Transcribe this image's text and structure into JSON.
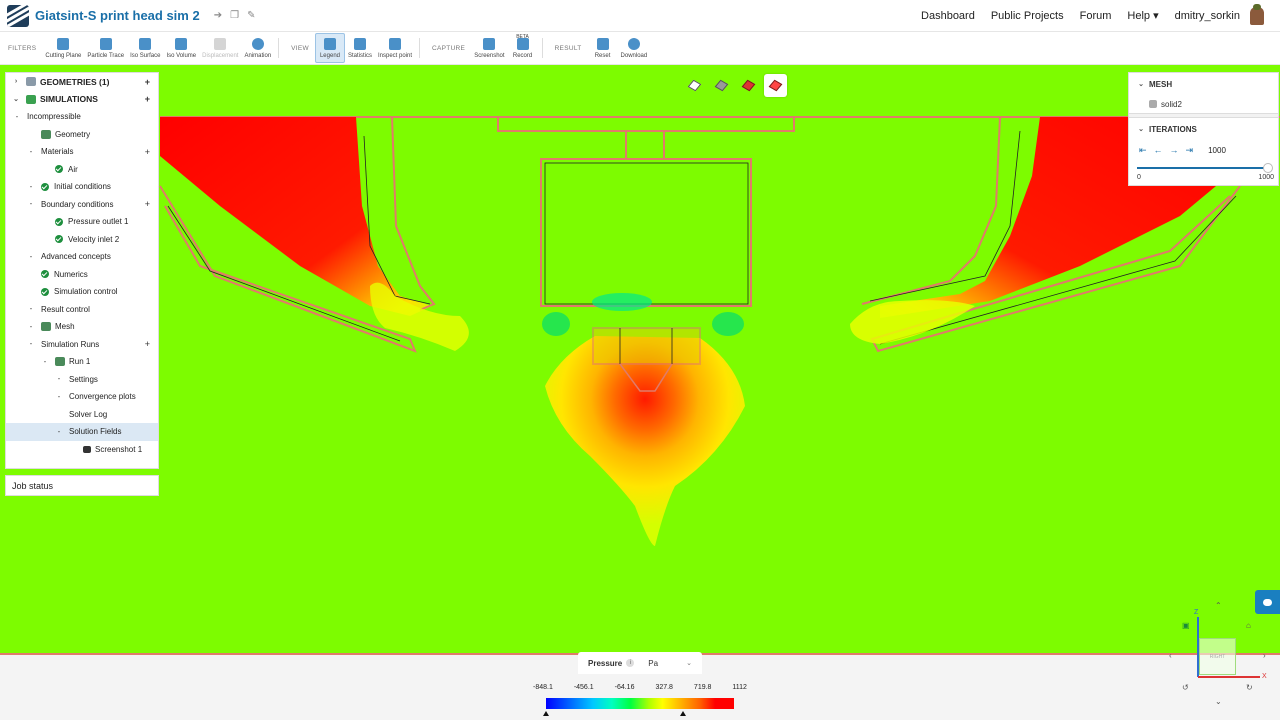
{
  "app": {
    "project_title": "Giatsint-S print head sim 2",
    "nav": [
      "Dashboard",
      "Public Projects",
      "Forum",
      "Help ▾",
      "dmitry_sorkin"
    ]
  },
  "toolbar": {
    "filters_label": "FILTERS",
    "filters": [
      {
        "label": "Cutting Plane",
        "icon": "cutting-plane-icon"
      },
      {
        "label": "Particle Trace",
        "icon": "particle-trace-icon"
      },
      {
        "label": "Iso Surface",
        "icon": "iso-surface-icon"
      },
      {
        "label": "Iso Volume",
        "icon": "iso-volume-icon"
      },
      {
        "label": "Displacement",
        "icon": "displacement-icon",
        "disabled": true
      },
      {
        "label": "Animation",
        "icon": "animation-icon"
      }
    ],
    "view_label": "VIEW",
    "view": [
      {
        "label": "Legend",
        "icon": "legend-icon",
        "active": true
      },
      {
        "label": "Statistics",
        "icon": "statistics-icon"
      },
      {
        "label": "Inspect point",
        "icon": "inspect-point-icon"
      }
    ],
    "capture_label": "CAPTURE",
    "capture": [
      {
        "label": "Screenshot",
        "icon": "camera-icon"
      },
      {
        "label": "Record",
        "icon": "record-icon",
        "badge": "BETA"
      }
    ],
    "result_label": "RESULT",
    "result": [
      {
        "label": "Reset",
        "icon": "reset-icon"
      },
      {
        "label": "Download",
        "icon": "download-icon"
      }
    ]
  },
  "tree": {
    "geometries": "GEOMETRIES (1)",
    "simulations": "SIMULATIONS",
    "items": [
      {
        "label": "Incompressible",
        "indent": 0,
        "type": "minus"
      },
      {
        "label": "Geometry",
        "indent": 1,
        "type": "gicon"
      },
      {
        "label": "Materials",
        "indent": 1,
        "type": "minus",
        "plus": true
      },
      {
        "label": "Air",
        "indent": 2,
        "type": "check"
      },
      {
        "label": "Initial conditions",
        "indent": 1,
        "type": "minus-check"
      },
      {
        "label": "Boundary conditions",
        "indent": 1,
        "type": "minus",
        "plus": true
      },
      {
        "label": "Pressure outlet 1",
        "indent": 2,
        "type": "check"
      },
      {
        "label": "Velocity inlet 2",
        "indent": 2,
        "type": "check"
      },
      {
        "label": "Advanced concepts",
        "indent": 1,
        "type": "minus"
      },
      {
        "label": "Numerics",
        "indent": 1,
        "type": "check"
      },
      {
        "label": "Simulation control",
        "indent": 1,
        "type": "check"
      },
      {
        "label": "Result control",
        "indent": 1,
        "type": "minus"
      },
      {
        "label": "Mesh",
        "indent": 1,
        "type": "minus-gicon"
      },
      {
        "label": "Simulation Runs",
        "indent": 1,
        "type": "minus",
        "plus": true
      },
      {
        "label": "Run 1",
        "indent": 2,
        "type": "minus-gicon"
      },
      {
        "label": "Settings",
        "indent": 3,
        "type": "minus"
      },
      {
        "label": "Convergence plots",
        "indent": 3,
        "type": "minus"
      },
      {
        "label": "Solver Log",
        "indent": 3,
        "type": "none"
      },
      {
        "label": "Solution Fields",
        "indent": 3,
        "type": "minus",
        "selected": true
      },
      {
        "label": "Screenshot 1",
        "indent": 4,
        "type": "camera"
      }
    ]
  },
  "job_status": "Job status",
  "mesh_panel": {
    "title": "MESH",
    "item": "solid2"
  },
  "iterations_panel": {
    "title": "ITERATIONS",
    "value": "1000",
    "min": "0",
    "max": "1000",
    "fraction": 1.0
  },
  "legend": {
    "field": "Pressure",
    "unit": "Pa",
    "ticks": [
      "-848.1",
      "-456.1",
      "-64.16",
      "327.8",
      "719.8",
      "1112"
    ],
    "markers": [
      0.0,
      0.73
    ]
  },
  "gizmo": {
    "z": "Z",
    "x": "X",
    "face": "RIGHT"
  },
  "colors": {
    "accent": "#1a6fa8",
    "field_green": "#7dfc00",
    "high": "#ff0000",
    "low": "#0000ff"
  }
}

====

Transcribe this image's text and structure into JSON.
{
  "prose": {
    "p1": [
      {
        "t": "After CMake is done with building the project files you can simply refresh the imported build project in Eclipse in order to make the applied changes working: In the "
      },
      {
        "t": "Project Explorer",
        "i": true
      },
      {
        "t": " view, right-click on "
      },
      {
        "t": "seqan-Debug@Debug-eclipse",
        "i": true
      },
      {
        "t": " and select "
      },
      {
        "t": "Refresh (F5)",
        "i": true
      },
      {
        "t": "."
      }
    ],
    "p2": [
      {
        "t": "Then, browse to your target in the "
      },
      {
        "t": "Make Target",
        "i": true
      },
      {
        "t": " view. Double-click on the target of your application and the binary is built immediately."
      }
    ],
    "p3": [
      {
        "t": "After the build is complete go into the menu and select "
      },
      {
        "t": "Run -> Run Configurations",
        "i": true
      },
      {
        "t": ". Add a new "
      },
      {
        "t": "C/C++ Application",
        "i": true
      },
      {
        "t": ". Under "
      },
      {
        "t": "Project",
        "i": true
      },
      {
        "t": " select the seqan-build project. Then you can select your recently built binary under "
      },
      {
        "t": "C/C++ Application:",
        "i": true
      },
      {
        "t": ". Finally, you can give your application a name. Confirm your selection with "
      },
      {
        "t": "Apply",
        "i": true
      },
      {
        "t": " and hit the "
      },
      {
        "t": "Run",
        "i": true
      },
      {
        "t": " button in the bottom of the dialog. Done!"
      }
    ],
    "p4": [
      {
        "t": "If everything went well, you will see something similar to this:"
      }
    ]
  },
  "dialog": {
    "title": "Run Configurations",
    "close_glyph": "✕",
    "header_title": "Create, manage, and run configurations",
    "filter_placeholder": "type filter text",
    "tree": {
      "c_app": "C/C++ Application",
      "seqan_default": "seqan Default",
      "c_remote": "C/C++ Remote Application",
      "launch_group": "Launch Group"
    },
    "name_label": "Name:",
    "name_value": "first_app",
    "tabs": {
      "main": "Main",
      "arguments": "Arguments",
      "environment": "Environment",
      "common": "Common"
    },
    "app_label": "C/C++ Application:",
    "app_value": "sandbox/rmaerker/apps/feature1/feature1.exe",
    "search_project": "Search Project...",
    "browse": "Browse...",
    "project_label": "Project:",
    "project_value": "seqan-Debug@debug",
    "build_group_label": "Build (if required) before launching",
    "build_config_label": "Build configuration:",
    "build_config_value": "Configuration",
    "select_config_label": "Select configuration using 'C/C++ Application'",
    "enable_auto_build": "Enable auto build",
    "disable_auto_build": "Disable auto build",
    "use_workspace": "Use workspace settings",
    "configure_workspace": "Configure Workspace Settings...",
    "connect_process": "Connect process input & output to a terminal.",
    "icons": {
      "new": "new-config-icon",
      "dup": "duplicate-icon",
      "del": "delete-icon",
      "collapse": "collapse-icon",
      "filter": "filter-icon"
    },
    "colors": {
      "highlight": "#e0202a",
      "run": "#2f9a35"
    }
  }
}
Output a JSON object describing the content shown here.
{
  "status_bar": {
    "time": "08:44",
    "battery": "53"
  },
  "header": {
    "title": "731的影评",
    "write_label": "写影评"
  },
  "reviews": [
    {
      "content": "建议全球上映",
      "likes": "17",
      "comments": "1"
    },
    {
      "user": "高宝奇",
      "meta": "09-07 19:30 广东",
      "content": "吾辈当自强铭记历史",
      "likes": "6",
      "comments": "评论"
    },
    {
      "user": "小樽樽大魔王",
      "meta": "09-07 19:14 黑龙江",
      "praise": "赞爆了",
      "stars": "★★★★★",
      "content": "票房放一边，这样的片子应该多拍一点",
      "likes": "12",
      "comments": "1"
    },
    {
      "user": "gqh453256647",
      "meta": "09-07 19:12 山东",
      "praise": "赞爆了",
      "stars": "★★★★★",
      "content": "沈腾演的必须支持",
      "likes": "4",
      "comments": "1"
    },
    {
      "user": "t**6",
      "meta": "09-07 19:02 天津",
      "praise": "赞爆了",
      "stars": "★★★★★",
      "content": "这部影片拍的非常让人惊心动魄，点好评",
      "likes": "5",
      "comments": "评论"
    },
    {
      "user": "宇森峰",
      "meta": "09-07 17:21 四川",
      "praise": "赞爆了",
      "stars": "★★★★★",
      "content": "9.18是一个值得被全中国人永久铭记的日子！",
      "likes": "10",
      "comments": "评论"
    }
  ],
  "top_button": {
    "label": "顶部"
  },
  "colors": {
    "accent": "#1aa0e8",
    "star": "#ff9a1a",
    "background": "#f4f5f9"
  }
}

====

**Requirements:** Report the number of lines that include the string "Pressure"; return nothing but the count.

**Answer to the problem:** 2